"""

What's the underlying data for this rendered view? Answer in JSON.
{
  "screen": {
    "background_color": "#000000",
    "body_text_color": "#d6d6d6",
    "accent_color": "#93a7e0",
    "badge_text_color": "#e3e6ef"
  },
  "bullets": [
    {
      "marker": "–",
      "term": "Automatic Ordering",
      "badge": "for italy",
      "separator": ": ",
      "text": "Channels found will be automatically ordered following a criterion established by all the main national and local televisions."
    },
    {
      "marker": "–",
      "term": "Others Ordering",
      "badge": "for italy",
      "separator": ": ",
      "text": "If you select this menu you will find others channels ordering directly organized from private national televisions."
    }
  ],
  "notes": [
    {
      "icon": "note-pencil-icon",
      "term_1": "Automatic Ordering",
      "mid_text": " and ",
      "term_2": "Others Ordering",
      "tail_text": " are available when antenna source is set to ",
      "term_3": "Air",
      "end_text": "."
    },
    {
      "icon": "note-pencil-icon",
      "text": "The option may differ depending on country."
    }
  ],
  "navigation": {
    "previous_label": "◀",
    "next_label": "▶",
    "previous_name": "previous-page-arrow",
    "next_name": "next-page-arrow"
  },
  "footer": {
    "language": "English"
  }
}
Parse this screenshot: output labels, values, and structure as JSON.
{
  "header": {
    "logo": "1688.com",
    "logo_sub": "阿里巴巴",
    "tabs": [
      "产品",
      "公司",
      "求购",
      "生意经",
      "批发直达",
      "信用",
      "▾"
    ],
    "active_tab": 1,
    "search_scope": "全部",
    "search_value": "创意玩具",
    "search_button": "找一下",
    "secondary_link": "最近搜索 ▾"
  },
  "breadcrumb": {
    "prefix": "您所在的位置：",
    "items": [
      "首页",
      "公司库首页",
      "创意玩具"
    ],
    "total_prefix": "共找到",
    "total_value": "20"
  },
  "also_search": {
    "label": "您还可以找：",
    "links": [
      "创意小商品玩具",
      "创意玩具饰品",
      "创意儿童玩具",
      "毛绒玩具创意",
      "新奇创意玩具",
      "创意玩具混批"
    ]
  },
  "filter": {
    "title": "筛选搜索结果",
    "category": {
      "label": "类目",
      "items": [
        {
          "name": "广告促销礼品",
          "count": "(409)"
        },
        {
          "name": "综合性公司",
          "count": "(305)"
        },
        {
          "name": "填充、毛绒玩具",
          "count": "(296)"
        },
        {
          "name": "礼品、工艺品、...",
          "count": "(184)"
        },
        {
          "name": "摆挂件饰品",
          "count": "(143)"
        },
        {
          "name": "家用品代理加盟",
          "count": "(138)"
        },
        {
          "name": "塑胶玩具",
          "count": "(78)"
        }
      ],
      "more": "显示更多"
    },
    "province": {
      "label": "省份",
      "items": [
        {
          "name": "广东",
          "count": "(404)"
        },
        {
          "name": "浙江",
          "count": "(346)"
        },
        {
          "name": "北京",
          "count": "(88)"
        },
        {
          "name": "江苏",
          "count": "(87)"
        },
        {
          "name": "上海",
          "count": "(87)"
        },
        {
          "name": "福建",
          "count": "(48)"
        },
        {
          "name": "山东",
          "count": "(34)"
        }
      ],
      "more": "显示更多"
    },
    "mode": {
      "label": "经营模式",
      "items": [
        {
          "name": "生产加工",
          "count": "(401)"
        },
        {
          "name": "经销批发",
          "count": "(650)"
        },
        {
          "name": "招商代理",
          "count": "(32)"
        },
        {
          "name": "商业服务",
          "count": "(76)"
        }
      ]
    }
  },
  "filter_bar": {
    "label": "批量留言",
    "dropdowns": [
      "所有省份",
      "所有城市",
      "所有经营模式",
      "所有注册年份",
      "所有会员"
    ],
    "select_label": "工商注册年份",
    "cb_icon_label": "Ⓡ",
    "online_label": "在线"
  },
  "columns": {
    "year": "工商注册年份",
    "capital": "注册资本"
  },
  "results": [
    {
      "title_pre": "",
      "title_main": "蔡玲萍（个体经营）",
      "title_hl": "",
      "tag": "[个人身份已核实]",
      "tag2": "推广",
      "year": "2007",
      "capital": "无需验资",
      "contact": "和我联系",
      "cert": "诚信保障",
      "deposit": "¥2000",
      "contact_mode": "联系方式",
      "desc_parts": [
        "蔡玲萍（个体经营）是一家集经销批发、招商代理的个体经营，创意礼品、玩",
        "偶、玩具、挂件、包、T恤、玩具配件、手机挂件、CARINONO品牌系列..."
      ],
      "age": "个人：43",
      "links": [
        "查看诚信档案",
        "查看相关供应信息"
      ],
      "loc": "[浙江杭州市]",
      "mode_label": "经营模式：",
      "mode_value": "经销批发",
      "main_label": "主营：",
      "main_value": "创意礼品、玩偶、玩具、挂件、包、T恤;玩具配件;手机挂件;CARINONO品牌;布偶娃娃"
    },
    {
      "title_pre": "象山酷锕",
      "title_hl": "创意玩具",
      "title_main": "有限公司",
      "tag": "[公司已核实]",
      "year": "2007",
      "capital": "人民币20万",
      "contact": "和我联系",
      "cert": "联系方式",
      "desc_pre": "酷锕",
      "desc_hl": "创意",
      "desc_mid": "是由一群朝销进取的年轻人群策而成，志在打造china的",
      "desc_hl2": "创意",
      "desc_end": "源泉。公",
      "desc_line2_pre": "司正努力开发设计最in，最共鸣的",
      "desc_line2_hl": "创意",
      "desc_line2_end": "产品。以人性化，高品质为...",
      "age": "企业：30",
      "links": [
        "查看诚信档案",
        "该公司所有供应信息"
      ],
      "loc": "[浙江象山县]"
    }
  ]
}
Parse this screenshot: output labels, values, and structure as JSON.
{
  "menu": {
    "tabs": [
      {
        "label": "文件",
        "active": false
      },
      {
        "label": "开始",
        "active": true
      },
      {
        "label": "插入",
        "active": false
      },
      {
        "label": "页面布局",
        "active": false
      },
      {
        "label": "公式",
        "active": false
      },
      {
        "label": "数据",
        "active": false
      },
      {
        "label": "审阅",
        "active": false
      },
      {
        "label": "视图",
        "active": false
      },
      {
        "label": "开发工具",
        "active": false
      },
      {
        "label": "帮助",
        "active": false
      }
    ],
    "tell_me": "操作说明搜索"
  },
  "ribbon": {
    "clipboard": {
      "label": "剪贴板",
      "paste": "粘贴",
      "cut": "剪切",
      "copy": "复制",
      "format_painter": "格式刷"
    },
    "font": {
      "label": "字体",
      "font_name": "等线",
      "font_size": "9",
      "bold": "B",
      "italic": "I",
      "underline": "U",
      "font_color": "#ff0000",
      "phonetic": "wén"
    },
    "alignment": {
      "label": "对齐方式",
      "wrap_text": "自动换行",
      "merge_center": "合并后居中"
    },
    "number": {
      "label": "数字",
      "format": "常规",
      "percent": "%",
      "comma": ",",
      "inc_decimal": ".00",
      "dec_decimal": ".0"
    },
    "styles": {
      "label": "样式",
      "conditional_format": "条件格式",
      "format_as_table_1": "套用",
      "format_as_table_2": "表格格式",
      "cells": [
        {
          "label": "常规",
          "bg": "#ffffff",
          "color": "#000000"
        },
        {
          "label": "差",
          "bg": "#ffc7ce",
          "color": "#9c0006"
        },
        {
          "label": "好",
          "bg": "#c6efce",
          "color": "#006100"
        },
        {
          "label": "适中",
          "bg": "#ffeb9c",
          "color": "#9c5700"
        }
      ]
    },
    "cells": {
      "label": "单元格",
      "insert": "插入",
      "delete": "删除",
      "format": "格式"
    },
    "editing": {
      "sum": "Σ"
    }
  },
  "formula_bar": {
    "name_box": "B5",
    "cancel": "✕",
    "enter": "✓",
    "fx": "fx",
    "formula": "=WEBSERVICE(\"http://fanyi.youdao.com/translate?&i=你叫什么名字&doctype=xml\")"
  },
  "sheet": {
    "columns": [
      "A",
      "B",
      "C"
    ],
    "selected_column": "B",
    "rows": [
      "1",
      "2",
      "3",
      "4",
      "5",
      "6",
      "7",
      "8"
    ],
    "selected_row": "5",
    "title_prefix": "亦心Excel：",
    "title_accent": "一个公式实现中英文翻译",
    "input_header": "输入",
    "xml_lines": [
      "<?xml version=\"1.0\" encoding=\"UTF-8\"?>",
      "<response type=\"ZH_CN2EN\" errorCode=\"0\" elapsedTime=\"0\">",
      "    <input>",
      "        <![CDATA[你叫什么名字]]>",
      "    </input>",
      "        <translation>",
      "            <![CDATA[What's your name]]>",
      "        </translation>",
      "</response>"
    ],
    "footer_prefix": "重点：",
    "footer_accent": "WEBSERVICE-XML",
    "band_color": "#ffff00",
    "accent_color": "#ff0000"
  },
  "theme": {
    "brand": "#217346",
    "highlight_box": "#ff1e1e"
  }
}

"""

### Work required
Above are the records. Identify each line that contains the word "page".

### The answer
    "previous_name": "previous-page-arrow",
    "next_name": "next-page-arrow"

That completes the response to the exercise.